> **REQUIREMENT A**:
Reproduce the painting post from "Wednesday, September 29, 2010" to "for this project.".
> **REQUIREMENT B**:
According to the painting post, what usually happens between the writer's mental image and the final work?
> **REQUIREMENT C**:
State whether each statement agrees with the painting post, answering yes or no and quoting the deciding words: (i) The writer is typically a good artist. (ii) The writer was not disappointed in the final work on this project. (iii) The writer had often related a painting to a text before this project.

> **EXTRACTED TEXT**:
Wednesday, September 29, 2010

This is my Painting

I am typically not a good artist at all. So I will say I was just a little worried about this assignment because I knew whatever I painted would not look like I want it too. For some reason I always have these great grand paintings or drawing or whatever in my head, and I go through what I feel will make it become reality on a page, but somewhere in translation things go severely wrong and my final work never looks like what I come up with in my mind. So I knew this would be the some reality for this project.
Once it came to the project though it was different for me because it was more than me just trying to be artistic, it was dealing with me and the text. How I was relating to what passage I was reading. Because of this process it wasn’t just trying to paint a master piece and make my painting the best. Now I would be lying if I said I didn’t want mine to still look good. But I didn’t care as much about what it looked like because I was looking into how it related to the text through my eyes, or my thoughts. I have never done that before. The… For the first time in a long time I was not disappointed in my finial work. I guess it could have been better but It was what I was encountering while I was meditating on the text. It was me. It was the text. I wasn’t trying to be anyone else I was just trying to understand and relate the text in a different way.

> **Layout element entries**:

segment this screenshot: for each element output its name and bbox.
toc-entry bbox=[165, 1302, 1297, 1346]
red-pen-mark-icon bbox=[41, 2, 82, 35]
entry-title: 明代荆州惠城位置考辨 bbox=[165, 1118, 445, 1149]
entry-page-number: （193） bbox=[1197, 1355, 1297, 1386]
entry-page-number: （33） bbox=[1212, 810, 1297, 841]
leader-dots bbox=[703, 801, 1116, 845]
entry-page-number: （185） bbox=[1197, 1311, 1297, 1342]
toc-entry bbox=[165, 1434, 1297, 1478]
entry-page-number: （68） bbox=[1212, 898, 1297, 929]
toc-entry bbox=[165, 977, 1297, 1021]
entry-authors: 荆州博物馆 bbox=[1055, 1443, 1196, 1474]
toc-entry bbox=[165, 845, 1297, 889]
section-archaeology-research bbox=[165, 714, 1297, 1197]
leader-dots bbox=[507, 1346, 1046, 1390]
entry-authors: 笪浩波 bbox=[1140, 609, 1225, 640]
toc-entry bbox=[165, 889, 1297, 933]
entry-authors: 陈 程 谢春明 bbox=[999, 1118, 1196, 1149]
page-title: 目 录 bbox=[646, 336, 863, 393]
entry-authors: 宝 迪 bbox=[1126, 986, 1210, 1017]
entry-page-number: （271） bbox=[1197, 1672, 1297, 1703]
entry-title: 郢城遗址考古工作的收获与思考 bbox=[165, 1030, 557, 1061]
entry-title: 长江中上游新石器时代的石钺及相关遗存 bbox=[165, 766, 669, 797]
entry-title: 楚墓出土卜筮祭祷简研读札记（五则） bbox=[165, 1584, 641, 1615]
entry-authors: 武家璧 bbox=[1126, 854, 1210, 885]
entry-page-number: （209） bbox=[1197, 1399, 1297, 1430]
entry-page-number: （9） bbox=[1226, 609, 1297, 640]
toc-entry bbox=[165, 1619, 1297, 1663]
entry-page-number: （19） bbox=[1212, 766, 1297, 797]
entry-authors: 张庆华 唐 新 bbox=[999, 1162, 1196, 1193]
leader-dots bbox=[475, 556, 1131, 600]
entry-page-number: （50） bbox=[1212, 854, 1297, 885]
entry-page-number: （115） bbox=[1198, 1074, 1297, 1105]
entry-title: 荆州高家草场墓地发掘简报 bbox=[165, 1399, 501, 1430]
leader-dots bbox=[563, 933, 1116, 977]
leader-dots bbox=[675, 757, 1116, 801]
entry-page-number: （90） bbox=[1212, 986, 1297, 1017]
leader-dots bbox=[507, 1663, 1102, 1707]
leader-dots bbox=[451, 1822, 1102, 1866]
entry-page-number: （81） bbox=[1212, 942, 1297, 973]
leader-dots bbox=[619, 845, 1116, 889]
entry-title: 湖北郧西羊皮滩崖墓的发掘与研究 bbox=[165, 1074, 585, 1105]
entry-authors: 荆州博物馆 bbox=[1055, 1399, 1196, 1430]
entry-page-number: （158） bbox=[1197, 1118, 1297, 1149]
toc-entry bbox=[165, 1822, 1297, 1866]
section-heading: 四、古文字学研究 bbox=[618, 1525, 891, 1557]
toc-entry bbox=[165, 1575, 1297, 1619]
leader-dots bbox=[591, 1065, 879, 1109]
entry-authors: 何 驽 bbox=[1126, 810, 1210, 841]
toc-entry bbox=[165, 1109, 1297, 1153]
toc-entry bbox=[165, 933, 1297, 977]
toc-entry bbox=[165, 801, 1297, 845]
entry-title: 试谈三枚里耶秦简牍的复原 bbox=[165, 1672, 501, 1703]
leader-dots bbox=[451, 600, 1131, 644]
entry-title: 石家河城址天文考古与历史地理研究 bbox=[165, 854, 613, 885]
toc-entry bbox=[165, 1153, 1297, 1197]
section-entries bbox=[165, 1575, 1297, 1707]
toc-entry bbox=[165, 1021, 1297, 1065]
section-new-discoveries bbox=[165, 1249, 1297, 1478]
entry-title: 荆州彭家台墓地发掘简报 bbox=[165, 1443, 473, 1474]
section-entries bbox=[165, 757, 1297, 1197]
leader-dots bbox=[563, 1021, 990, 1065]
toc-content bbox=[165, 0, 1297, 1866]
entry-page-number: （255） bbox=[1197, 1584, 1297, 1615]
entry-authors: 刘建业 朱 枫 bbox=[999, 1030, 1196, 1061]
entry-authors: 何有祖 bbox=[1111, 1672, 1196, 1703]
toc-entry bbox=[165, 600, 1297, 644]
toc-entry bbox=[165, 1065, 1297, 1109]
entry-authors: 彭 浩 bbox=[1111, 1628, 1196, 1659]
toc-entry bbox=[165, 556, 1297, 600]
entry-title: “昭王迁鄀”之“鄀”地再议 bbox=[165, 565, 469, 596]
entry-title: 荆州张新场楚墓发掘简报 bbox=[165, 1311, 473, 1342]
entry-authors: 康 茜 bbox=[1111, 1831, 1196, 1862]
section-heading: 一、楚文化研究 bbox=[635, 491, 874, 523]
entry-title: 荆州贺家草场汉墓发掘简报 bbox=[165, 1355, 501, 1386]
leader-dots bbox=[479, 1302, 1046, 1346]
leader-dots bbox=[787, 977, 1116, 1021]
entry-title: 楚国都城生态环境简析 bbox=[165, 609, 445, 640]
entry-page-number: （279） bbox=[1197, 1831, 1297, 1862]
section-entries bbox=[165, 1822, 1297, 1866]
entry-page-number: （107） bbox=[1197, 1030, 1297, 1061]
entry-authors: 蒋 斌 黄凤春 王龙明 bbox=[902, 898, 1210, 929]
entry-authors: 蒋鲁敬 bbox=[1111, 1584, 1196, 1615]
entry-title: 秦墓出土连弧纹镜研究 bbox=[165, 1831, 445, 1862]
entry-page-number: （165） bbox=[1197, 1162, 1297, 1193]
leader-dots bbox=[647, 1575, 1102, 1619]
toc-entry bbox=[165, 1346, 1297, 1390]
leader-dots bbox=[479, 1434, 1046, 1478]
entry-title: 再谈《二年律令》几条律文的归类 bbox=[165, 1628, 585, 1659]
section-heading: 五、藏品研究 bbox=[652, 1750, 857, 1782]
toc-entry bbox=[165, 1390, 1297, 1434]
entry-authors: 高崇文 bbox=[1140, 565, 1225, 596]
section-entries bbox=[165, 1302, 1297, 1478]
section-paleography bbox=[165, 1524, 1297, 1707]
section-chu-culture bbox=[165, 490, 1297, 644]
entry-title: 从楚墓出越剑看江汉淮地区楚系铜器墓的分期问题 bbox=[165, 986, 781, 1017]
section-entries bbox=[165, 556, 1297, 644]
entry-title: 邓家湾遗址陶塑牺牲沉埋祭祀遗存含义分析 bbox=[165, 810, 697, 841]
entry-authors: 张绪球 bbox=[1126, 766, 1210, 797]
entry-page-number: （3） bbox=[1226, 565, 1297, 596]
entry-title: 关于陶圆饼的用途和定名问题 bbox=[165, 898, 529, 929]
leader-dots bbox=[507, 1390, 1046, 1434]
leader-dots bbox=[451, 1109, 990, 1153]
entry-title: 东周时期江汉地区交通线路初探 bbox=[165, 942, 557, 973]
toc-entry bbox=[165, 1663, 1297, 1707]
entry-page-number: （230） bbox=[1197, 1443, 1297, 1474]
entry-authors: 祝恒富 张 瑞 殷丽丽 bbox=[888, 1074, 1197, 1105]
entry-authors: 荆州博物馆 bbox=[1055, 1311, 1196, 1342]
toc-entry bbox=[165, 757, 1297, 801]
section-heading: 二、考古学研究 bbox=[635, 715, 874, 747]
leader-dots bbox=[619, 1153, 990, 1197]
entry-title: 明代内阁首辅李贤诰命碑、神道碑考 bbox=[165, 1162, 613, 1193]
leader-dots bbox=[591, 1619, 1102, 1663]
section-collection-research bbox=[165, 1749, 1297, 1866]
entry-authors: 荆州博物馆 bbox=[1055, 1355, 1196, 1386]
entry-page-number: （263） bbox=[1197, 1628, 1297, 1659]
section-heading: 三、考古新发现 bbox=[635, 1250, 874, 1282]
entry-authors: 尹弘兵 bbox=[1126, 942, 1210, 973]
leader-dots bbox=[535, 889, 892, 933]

> **FULL RESPONSE A**:
Wednesday, September 29, 2010

This is my Painting

I am typically not a good artist at all. So I will say I was just a little worried about this assignment because I knew whatever I painted would not look like I want it too. For some reason I always have these great grand paintings or drawing or whatever in my head, and I go through what I feel will make it become reality on a page, but somewhere in translation things go severely wrong and my final work never looks like what I come up with in my mind. So I knew this would be the some reality for this project.

> **FULL RESPONSE B**:
Somewhere in translation things go severely wrong, so the final work never looks like what the writer comes up with in their mind.

> **FULL RESPONSE C**:
(i) No: "I am typically not a good artist at all."
(ii) Yes: "For the first time in a long time I was not disappointed"
(iii) No: "I have never done that before."